The request - Please quote every line word for word.

Raw data -
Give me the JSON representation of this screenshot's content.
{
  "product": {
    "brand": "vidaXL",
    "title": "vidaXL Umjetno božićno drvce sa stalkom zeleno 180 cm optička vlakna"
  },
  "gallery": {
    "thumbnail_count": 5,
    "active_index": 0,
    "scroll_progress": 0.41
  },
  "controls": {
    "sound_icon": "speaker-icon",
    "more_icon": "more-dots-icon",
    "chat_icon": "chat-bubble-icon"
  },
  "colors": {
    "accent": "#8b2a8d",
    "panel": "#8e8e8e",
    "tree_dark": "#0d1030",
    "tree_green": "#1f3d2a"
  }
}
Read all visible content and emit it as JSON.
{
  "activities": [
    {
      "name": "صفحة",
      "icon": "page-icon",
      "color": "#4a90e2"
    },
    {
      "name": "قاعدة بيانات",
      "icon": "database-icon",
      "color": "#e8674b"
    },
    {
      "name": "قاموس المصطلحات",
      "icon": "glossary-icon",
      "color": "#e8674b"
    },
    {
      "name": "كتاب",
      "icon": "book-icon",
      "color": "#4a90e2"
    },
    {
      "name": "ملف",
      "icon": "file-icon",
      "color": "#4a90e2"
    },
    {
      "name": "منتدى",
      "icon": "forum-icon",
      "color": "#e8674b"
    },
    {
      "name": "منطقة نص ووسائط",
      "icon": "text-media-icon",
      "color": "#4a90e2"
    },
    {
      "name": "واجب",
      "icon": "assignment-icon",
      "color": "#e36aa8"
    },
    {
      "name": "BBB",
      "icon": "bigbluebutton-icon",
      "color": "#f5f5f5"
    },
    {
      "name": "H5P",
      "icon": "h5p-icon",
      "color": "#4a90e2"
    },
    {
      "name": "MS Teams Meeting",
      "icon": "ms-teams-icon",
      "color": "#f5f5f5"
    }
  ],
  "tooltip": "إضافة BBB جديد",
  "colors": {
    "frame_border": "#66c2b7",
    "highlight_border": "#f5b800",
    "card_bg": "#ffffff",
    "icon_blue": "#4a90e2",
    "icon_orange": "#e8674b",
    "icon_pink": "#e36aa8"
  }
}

Full output -
Give me the JSON representation of this screenshot's content.
{
  "product": {
    "brand": "vidaXL",
    "title": "vidaXL Umjetno božićno drvce sa stalkom zeleno 180 cm optička vlakna"
  },
  "gallery": {
    "thumbnail_count": 5,
    "active_index": 0,
    "scroll_progress": 0.41
  },
  "controls": {
    "sound_icon": "speaker-icon",
    "more_icon": "more-dots-icon",
    "chat_icon": "chat-bubble-icon"
  },
  "colors": {
    "accent": "#8b2a8d",
    "panel": "#8e8e8e",
    "tree_dark": "#0d1030",
    "tree_green": "#1f3d2a"
  }
}
Read all visible content and emit it as JSON.
{
  "activities": [
    {
      "name": "صفحة",
      "icon": "page-icon",
      "color": "#4a90e2"
    },
    {
      "name": "قاعدة بيانات",
      "icon": "database-icon",
      "color": "#e8674b"
    },
    {
      "name": "قاموس المصطلحات",
      "icon": "glossary-icon",
      "color": "#e8674b"
    },
    {
      "name": "كتاب",
      "icon": "book-icon",
      "color": "#4a90e2"
    },
    {
      "name": "ملف",
      "icon": "file-icon",
      "color": "#4a90e2"
    },
    {
      "name": "منتدى",
      "icon": "forum-icon",
      "color": "#e8674b"
    },
    {
      "name": "منطقة نص ووسائط",
      "icon": "text-media-icon",
      "color": "#4a90e2"
    },
    {
      "name": "واجب",
      "icon": "assignment-icon",
      "color": "#e36aa8"
    },
    {
      "name": "BBB",
      "icon": "bigbluebutton-icon",
      "color": "#f5f5f5"
    },
    {
      "name": "H5P",
      "icon": "h5p-icon",
      "color": "#4a90e2"
    },
    {
      "name": "MS Teams Meeting",
      "icon": "ms-teams-icon",
      "color": "#f5f5f5"
    }
  ],
  "tooltip": "إضافة BBB جديد",
  "colors": {
    "frame_border": "#66c2b7",
    "highlight_border": "#f5b800",
    "card_bg": "#ffffff",
    "icon_blue": "#4a90e2",
    "icon_orange": "#e8674b",
    "icon_pink": "#e36aa8"
  }
}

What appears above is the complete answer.